The benefits are many:

  • We ensure that each developer writes code that other developers can understand.
  • Exchanging constructive criticism is a valuable way of teaching junior and future developers.
  • More people working on the machine learning pipeline will have a practical understanding of its design, making it more likely to find ways to improve it.
  • We encourage a feeling of collective ownership of the code.

Clearly, each module will have a primary “owner” who is ultimately responsible for it and controls what changes are merged into the mainline branch. That developer will be the ideal reviewer for changes to that module because he will be the person who knows its code and design best. However, other people should feel comfortable contributing to it, fixing it, and providing feedback on the quality and design of the code. At the same time nobody should be able to commit code without oversight, which code review provides.

Reviewing code is usually performed in two complementary ways:

  • Taking advantage of code review tools (Toro 2020; Sadowski et al. 2018): the developer proposing a code change prepares a commit and submits it to some software tool that tests it and then assigns it to one or more reviewers. The review itself is asynchronous and informal in nature, with developer and reviewers exchanging comments and refining code via the tool until they are satisfied with the commit’s quality. The tool then merges the commit into the mainline branch, linking the comments in the commit message.

  • Practising pair (mob) programming (Popescu 2019; Swoboda 2021) while developing software: two (or more) developers write, debug, or explore code together. One of the developers (the “driver”) is responsible for the implementation, focusing on writing high-quality and error-free code. The other developer(s) (the “navigators”) focus on the broader scope of the problem and on keeping the process on track. The navigator(s) in practice act as reviewers “live” as the code is written. At fairly short intervals (say, 30 minutes), the current “driver” commits the code it is working on and passes the role to another developer, who will pull the code and become the next “navigator”.

Both approaches encourage writing small incremental changes and submitting them frequently, like in trunk-based development (Section 6.5): it is difficult to find experienced reviewers with a deep knowledge of larger portions of a machine learning pipeline, and it is more difficult for reviewers to find the time to review a large piece of code. Ideally, the code to be reviewed should address a single issue and do that completely, involving just one or two reviewers. This makes it easier to identify where errors were introduced if something goes wrong and to roll back just the offending change.

§ Problem set
a) Answer these from the code review passage:
(i) Once developer and reviewers are satisfied with a commit, what does the code review tool do with it?
(ii) In pair (mob) programming, how often does the "driver" hand the role to another developer?
(iii) Who controls which changes to a module are merged into the mainline branch?
b) According to the code review passage, why do both review approaches favor small incremental changes submitted often? Answer in one to three sentences.
c) Continue the code review passage from its last sentence.
You won't need the items for anything here.

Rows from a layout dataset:
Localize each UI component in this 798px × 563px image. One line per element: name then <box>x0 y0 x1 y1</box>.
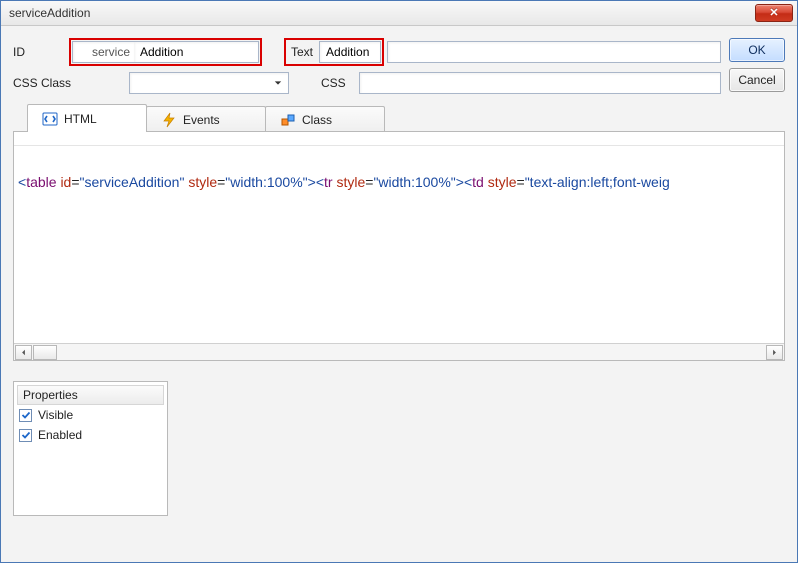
id-label: ID <box>13 45 37 59</box>
css-input[interactable] <box>359 72 721 94</box>
scroll-left-button[interactable] <box>15 345 32 360</box>
property-label: Visible <box>38 408 73 422</box>
tab-strip: HTML Events Class <box>13 106 785 132</box>
chevron-down-icon[interactable] <box>269 74 287 92</box>
class-icon <box>280 112 296 128</box>
property-label: Enabled <box>38 428 82 442</box>
property-row: Visible <box>17 405 164 425</box>
dialog-buttons: OK Cancel <box>729 38 785 92</box>
code-token: < <box>316 174 324 190</box>
scroll-thumb[interactable] <box>33 345 57 360</box>
id-highlight-box: service <box>69 38 262 66</box>
dialog-body: ID service Text <box>1 26 797 562</box>
code-token: style <box>336 174 365 190</box>
scroll-track[interactable] <box>32 345 766 360</box>
text-label: Text <box>287 45 319 59</box>
code-token: < <box>464 174 472 190</box>
tab-html[interactable]: HTML <box>27 104 147 132</box>
tab-events[interactable]: Events <box>146 106 266 132</box>
scroll-right-button[interactable] <box>766 345 783 360</box>
css-class-label: CSS Class <box>13 76 87 90</box>
html-icon <box>42 111 58 127</box>
code-token: style <box>488 174 517 190</box>
tab-html-label: HTML <box>64 112 97 126</box>
checkbox[interactable] <box>19 429 32 442</box>
code-token: tr <box>324 174 333 190</box>
code-token: "text-align:left;font-weig <box>525 174 670 190</box>
css-class-combo[interactable] <box>129 72 289 94</box>
tab-class-label: Class <box>302 113 332 127</box>
checkbox[interactable] <box>19 409 32 422</box>
css-label: CSS <box>321 76 353 90</box>
html-editor: <table id="serviceAddition" style="width… <box>13 131 785 361</box>
lightning-icon <box>161 112 177 128</box>
tab-class[interactable]: Class <box>265 106 385 132</box>
id-prefix: service <box>72 41 134 63</box>
close-icon: ✕ <box>769 8 778 19</box>
property-row: Enabled <box>17 425 164 445</box>
close-button[interactable]: ✕ <box>755 4 793 22</box>
css-class-input[interactable] <box>129 72 289 94</box>
dialog-window: serviceAddition ✕ ID service <box>0 0 798 563</box>
code-token: "serviceAddition" <box>80 174 185 190</box>
text-input-inner[interactable] <box>319 41 381 63</box>
code-token: < <box>18 174 26 190</box>
code-token: = <box>71 174 79 190</box>
ok-button[interactable]: OK <box>729 38 785 62</box>
code-token: = <box>517 174 525 190</box>
properties-header: Properties <box>17 385 164 405</box>
tab-events-label: Events <box>183 113 220 127</box>
text-input[interactable] <box>387 41 721 63</box>
code-token: "width:100%" <box>373 174 455 190</box>
horizontal-scrollbar[interactable] <box>14 343 784 360</box>
code-token: style <box>188 174 217 190</box>
ok-button-label: OK <box>748 43 765 57</box>
properties-panel: Properties Visible Enabled <box>13 381 168 516</box>
title-bar: serviceAddition ✕ <box>1 1 797 26</box>
code-line[interactable]: <table id="serviceAddition" style="width… <box>14 146 784 343</box>
code-token: > <box>456 174 464 190</box>
code-token: table <box>26 174 56 190</box>
dialog-title: serviceAddition <box>9 6 90 20</box>
cancel-button-label: Cancel <box>738 73 775 87</box>
code-token: id <box>60 174 71 190</box>
cancel-button[interactable]: Cancel <box>729 68 785 92</box>
code-token: td <box>472 174 484 190</box>
editor-toolbar <box>14 132 784 146</box>
id-input[interactable] <box>134 41 259 63</box>
code-token: "width:100%" <box>225 174 307 190</box>
text-highlight-box: Text <box>284 38 384 66</box>
code-token: > <box>308 174 316 190</box>
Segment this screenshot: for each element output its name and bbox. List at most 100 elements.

§ The results
a)
(i) It merges the commit into the mainline branch and links the review comments in the commit message.
(ii) At fairly short intervals, such as every 30 minutes.
(iii) The module's primary "owner," who is ultimately responsible for it.

b) Experienced reviewers with deep knowledge of large parts of a machine learning pipeline are hard to find, and reviewers have a harder time finding the time to review a large piece of code. Small changes that address a single issue also make it easier to find where an error was introduced and to roll back only the offending change.

c)
In a tool-based code review setting, the developer writing the code should first perform a personal code review in order not to waste the reviewers’ time. Having code automatically tested by linters, static code analysers and our suite of software tests before sending it out for review will also speed code review iterations up: the reviewer will be presented with their outputs to help examine the commit. For the same reason, the developer should add comments to the code (Section 8.1) and write a descriptive commit message (Section 6.5) covering the reason for the proposed change, its possible impact and any relevant design decisions.

With pair and mob programming, repeatedly rotating the “driver” and “navigator” roles effectively ensures that the code is reviewed, and helps in engaging more developers with the code. Domain experts can be involved as well: even if they have only marginal familiarity with programming, they can be guided by developers when they are acting as the “driver”; and they can contribute their knowledge to the developer writing code when they are acting as the “navigator”. However, this approach works smoothly only if development environments can be set up quickly and if pulling and pushing code is effortless: frequent and smooth role transitions are crucial in keeping everybody engaged and discussing with each other, which is the main point of this approach. Particularly hard coding tasks benefit the most from having more eyeballs looking at problems and collaborating on both the low- and high-level design of the code.

Both approaches to code review require effort and an initial investment to establish as a standard practice but they will pay themselves back by making developers more productive. And, perhaps unlike other practices, the overwhelming majority of programmers enjoy them (Sadowski et al. 2018; Williams, Kessler, and Cunningham 2000)! Tool-based review processes require the appropriate tooling to be well-maintained and scalable. Pair and mob programming require developers to coordinate and to spend time together working on the same piece of code. But that does not mean that the people involved will be less productive.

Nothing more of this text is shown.